■ **What you should do**: Search the records for "QUALITY". Copy every line where it appears.

** BEGIN Dataset excerpts **

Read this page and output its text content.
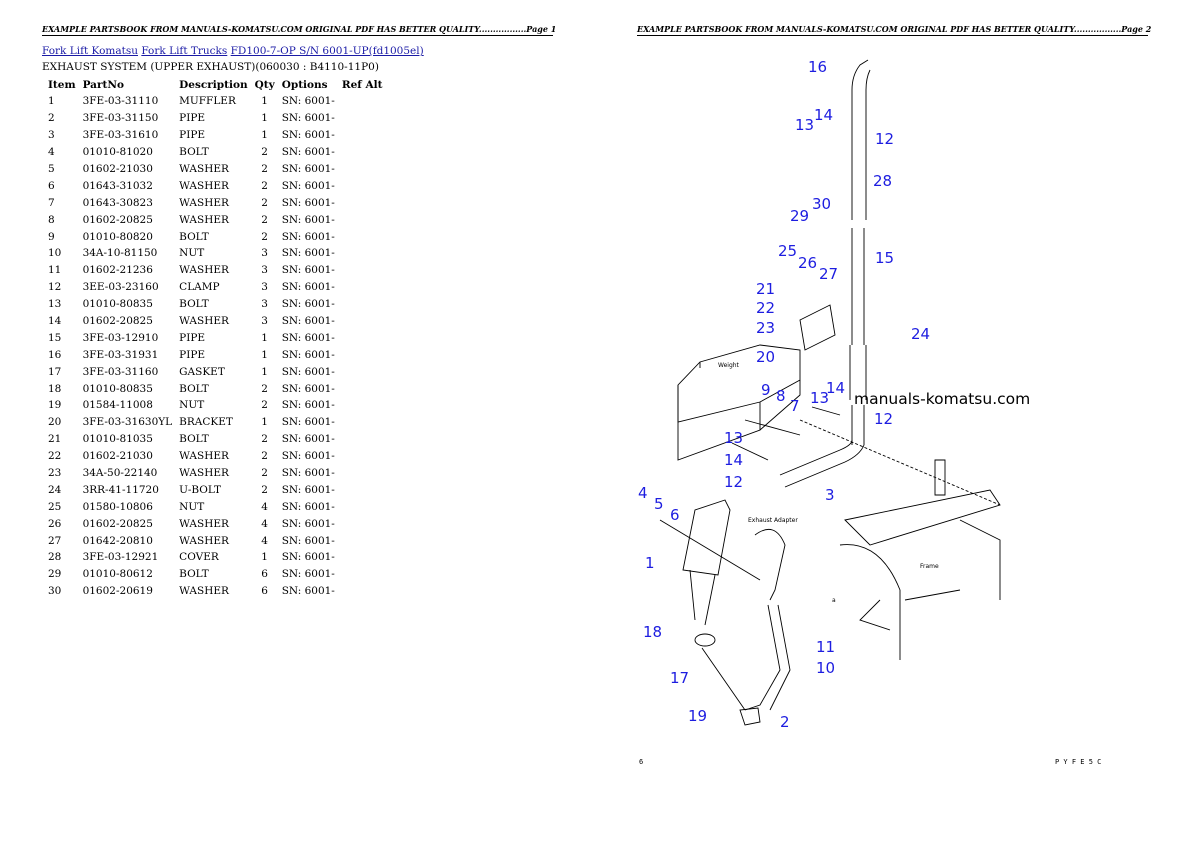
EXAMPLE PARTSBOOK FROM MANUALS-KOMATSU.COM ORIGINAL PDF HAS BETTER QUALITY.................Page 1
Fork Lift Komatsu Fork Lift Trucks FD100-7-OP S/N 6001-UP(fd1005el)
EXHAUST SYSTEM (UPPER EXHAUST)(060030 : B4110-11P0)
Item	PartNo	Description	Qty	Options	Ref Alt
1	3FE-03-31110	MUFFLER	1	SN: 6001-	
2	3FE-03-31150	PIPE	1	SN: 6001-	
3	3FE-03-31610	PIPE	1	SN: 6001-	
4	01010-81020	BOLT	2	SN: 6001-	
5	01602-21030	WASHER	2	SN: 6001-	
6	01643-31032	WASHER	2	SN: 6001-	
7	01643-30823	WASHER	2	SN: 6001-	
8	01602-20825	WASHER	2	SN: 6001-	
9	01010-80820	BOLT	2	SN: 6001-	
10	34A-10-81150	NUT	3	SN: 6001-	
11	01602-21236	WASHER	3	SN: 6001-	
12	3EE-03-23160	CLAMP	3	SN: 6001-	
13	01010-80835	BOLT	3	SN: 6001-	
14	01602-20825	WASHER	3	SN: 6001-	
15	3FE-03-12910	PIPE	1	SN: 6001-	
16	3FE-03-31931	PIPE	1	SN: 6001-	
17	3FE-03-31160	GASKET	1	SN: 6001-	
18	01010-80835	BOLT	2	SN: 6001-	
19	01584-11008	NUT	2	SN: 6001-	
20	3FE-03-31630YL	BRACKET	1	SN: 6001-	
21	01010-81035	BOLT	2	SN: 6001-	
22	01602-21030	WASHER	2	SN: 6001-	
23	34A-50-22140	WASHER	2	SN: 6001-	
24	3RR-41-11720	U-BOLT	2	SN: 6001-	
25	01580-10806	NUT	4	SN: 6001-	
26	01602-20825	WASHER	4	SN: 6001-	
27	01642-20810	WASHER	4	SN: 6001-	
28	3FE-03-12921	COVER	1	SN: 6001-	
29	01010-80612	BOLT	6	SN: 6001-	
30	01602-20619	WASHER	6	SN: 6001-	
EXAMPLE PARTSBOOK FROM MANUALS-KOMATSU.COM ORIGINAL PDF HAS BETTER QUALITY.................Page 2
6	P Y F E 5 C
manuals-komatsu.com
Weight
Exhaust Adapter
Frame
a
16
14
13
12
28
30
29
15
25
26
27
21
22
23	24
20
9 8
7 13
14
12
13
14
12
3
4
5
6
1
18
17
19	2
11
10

** END Dataset excerpts **
** BEGIN Dataset excerpts **

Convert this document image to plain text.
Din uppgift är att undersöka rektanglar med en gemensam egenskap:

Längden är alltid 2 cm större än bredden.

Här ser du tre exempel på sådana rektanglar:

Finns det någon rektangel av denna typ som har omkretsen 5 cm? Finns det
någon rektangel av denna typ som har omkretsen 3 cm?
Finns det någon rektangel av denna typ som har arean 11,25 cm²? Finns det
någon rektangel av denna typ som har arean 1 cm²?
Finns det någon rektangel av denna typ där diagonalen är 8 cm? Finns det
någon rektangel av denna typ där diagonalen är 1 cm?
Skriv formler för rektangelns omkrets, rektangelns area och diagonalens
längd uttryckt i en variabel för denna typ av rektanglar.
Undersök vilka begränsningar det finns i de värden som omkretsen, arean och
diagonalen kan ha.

** END Dataset excerpts **

■ **Exercise output**:
EXAMPLE PARTSBOOK FROM MANUALS-KOMATSU.COM ORIGINAL PDF HAS BETTER QUALITY.................Page 1
EXAMPLE PARTSBOOK FROM MANUALS-KOMATSU.COM ORIGINAL PDF HAS BETTER QUALITY.................Page 2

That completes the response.